* BEGIN INPUT *

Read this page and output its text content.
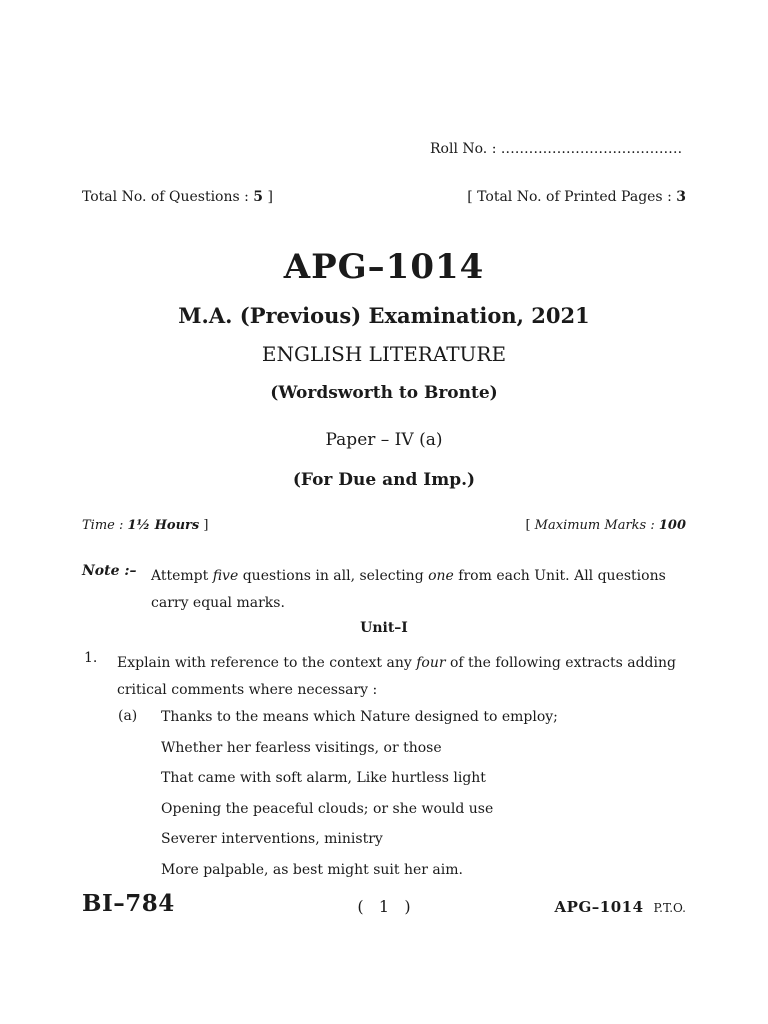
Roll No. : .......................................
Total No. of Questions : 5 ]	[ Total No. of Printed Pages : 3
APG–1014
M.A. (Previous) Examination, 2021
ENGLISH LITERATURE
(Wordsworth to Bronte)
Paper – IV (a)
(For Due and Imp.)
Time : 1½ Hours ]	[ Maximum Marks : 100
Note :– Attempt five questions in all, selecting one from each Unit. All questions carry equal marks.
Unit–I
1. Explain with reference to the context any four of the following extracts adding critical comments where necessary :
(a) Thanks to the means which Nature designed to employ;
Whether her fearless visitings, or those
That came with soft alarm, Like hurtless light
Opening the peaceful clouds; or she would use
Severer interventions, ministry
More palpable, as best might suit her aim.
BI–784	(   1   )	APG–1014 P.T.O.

* END INPUT *

> [GIVEN TASK]
Search the listing for the word "Unit". Copy every line in which it occurs.

> [TASK OUTPUT]
Note :– Attempt five questions in all, selecting one from each Unit. All questions carry equal marks.
Unit–I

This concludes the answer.